Your task = Would you transcribe the listing that follows, character for character, and omit its images?

Records provided =

— Begin —

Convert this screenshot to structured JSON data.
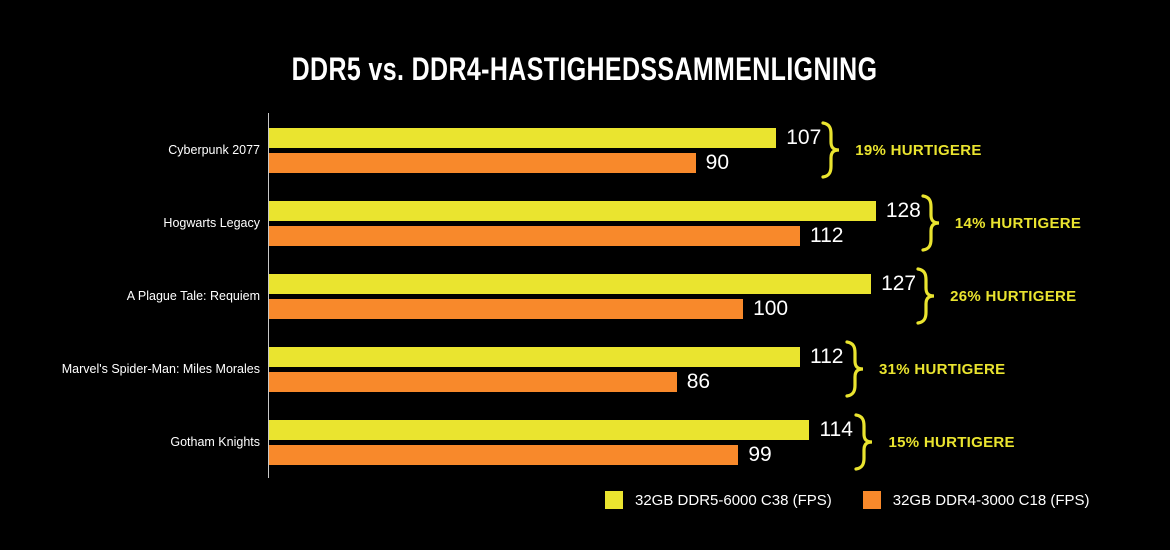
{
  "title": "DDR5 vs. DDR4-HASTIGHEDSSAMMENLIGNING",
  "colors": {
    "background": "#000000",
    "accent": "#eae42f",
    "ddr5_bar": "#eae42f",
    "ddr4_bar": "#f8892b",
    "axis": "#c8c8c8",
    "value_text": "#ffffff",
    "label_text": "#ffffff",
    "title_text": "#ffffff"
  },
  "chart_data": {
    "type": "bar",
    "orientation": "horizontal",
    "title": "DDR5 vs. DDR4-HASTIGHEDSSAMMENLIGNING",
    "categories": [
      "Cyberpunk 2077",
      "Hogwarts Legacy",
      "A Plague Tale: Requiem",
      "Marvel's Spider-Man: Miles Morales",
      "Gotham Knights"
    ],
    "series": [
      {
        "name": "32GB DDR5-6000 C38 (FPS)",
        "color": "#eae42f",
        "values": [
          107,
          128,
          127,
          112,
          114
        ]
      },
      {
        "name": "32GB DDR4-3000 C18 (FPS)",
        "color": "#f8892b",
        "values": [
          90,
          112,
          100,
          86,
          99
        ]
      }
    ],
    "annotations": [
      "19% HURTIGERE",
      "14% HURTIGERE",
      "26% HURTIGERE",
      "31% HURTIGERE",
      "15% HURTIGERE"
    ],
    "xlabel": "",
    "ylabel": "",
    "xlim": [
      0,
      135
    ],
    "grid": false,
    "value_labels": true,
    "legend_position": "bottom"
  },
  "legend": {
    "items": [
      {
        "label": "32GB DDR5-6000 C38 (FPS)",
        "color": "#eae42f"
      },
      {
        "label": "32GB DDR4-3000 C18 (FPS)",
        "color": "#f8892b"
      }
    ]
  }
}
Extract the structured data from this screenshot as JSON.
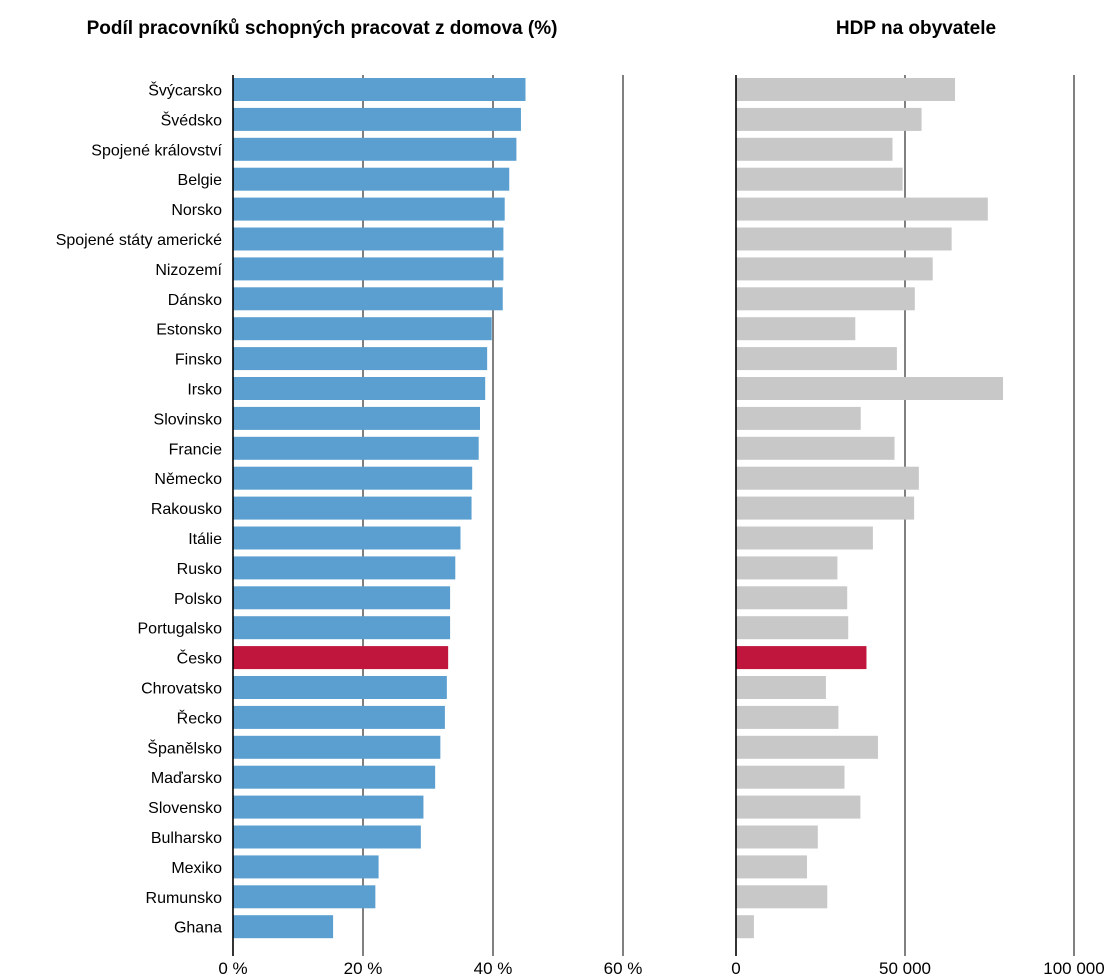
{
  "chart_data": [
    {
      "type": "bar",
      "orientation": "horizontal",
      "title": "Podíl pracovníků schopných pracovat z domova (%)",
      "categories": [
        "Švýcarsko",
        "Švédsko",
        "Spojené království",
        "Belgie",
        "Norsko",
        "Spojené státy americké",
        "Nizozemí",
        "Dánsko",
        "Estonsko",
        "Finsko",
        "Irsko",
        "Slovinsko",
        "Francie",
        "Německo",
        "Rakousko",
        "Itálie",
        "Rusko",
        "Polsko",
        "Portugalsko",
        "Česko",
        "Chrovatsko",
        "Řecko",
        "Španělsko",
        "Maďarsko",
        "Slovensko",
        "Bulharsko",
        "Mexiko",
        "Rumunsko",
        "Ghana"
      ],
      "values": [
        45,
        44.3,
        43.6,
        42.5,
        41.8,
        41.6,
        41.6,
        41.5,
        39.8,
        39.1,
        38.8,
        38,
        37.8,
        36.8,
        36.7,
        35,
        34.2,
        33.4,
        33.4,
        33.1,
        32.9,
        32.6,
        31.9,
        31.1,
        29.3,
        28.9,
        22.4,
        21.9,
        15.4
      ],
      "highlight": "Česko",
      "colors": {
        "default": "#5B9FD0",
        "highlight": "#C0163E"
      },
      "xlim": [
        0,
        60
      ],
      "xticks": [
        0,
        20,
        40,
        60
      ],
      "xtick_labels": [
        "0 %",
        "20 %",
        "40 %",
        "60 %"
      ],
      "grid": "vertical"
    },
    {
      "type": "bar",
      "orientation": "horizontal",
      "title": "HDP na obyvatele",
      "categories": [
        "Švýcarsko",
        "Švédsko",
        "Spojené království",
        "Belgie",
        "Norsko",
        "Spojené státy americké",
        "Nizozemí",
        "Dánsko",
        "Estonsko",
        "Finsko",
        "Irsko",
        "Slovinsko",
        "Francie",
        "Německo",
        "Rakousko",
        "Itálie",
        "Rusko",
        "Polsko",
        "Portugalsko",
        "Česko",
        "Chrovatsko",
        "Řecko",
        "Španělsko",
        "Maďarsko",
        "Slovensko",
        "Bulharsko",
        "Mexiko",
        "Rumunsko",
        "Ghana"
      ],
      "values": [
        64800,
        54900,
        46300,
        49300,
        74500,
        63800,
        58200,
        52900,
        35300,
        47600,
        79000,
        36900,
        46900,
        54100,
        52700,
        40500,
        30000,
        32900,
        33200,
        38600,
        26600,
        30300,
        42000,
        32100,
        36800,
        24200,
        21000,
        27000,
        5300
      ],
      "highlight": "Česko",
      "colors": {
        "default": "#C8C8C8",
        "highlight": "#C0163E"
      },
      "xlim": [
        0,
        100000
      ],
      "xticks": [
        0,
        50000,
        100000
      ],
      "xtick_labels": [
        "0",
        "50 000",
        "100 000"
      ],
      "grid": "vertical"
    }
  ]
}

— End —

Expected answer =
Convert this screenshot to structured JSON data.
{
  "title": "DDR5 vs. DDR4-HASTIGHEDSSAMMENLIGNING",
  "colors": {
    "background": "#000000",
    "accent": "#eae42f",
    "ddr5_bar": "#eae42f",
    "ddr4_bar": "#f8892b",
    "axis": "#c8c8c8",
    "value_text": "#ffffff",
    "label_text": "#ffffff",
    "title_text": "#ffffff"
  },
  "chart_data": {
    "type": "bar",
    "orientation": "horizontal",
    "title": "DDR5 vs. DDR4-HASTIGHEDSSAMMENLIGNING",
    "categories": [
      "Cyberpunk 2077",
      "Hogwarts Legacy",
      "A Plague Tale: Requiem",
      "Marvel's Spider-Man: Miles Morales",
      "Gotham Knights"
    ],
    "series": [
      {
        "name": "32GB DDR5-6000 C38 (FPS)",
        "color": "#eae42f",
        "values": [
          107,
          128,
          127,
          112,
          114
        ]
      },
      {
        "name": "32GB DDR4-3000 C18 (FPS)",
        "color": "#f8892b",
        "values": [
          90,
          112,
          100,
          86,
          99
        ]
      }
    ],
    "annotations": [
      "19% HURTIGERE",
      "14% HURTIGERE",
      "26% HURTIGERE",
      "31% HURTIGERE",
      "15% HURTIGERE"
    ],
    "xlabel": "",
    "ylabel": "",
    "xlim": [
      0,
      135
    ],
    "grid": false,
    "value_labels": true,
    "legend_position": "bottom"
  },
  "legend": {
    "items": [
      {
        "label": "32GB DDR5-6000 C38 (FPS)",
        "color": "#eae42f"
      },
      {
        "label": "32GB DDR4-3000 C18 (FPS)",
        "color": "#f8892b"
      }
    ]
  }
}
Extract the structured data from this screenshot as JSON.
{
  "chart_data": [
    {
      "type": "bar",
      "orientation": "horizontal",
      "title": "Podíl pracovníků schopných pracovat z domova (%)",
      "categories": [
        "Švýcarsko",
        "Švédsko",
        "Spojené království",
        "Belgie",
        "Norsko",
        "Spojené státy americké",
        "Nizozemí",
        "Dánsko",
        "Estonsko",
        "Finsko",
        "Irsko",
        "Slovinsko",
        "Francie",
        "Německo",
        "Rakousko",
        "Itálie",
        "Rusko",
        "Polsko",
        "Portugalsko",
        "Česko",
        "Chrovatsko",
        "Řecko",
        "Španělsko",
        "Maďarsko",
        "Slovensko",
        "Bulharsko",
        "Mexiko",
        "Rumunsko",
        "Ghana"
      ],
      "values": [
        45,
        44.3,
        43.6,
        42.5,
        41.8,
        41.6,
        41.6,
        41.5,
        39.8,
        39.1,
        38.8,
        38,
        37.8,
        36.8,
        36.7,
        35,
        34.2,
        33.4,
        33.4,
        33.1,
        32.9,
        32.6,
        31.9,
        31.1,
        29.3,
        28.9,
        22.4,
        21.9,
        15.4
      ],
      "highlight": "Česko",
      "colors": {
        "default": "#5B9FD0",
        "highlight": "#C0163E"
      },
      "xlim": [
        0,
        60
      ],
      "xticks": [
        0,
        20,
        40,
        60
      ],
      "xtick_labels": [
        "0 %",
        "20 %",
        "40 %",
        "60 %"
      ],
      "grid": "vertical"
    },
    {
      "type": "bar",
      "orientation": "horizontal",
      "title": "HDP na obyvatele",
      "categories": [
        "Švýcarsko",
        "Švédsko",
        "Spojené království",
        "Belgie",
        "Norsko",
        "Spojené státy americké",
        "Nizozemí",
        "Dánsko",
        "Estonsko",
        "Finsko",
        "Irsko",
        "Slovinsko",
        "Francie",
        "Německo",
        "Rakousko",
        "Itálie",
        "Rusko",
        "Polsko",
        "Portugalsko",
        "Česko",
        "Chrovatsko",
        "Řecko",
        "Španělsko",
        "Maďarsko",
        "Slovensko",
        "Bulharsko",
        "Mexiko",
        "Rumunsko",
        "Ghana"
      ],
      "values": [
        64800,
        54900,
        46300,
        49300,
        74500,
        63800,
        58200,
        52900,
        35300,
        47600,
        79000,
        36900,
        46900,
        54100,
        52700,
        40500,
        30000,
        32900,
        33200,
        38600,
        26600,
        30300,
        42000,
        32100,
        36800,
        24200,
        21000,
        27000,
        5300
      ],
      "highlight": "Česko",
      "colors": {
        "default": "#C8C8C8",
        "highlight": "#C0163E"
      },
      "xlim": [
        0,
        100000
      ],
      "xticks": [
        0,
        50000,
        100000
      ],
      "xtick_labels": [
        "0",
        "50 000",
        "100 000"
      ],
      "grid": "vertical"
    }
  ]
}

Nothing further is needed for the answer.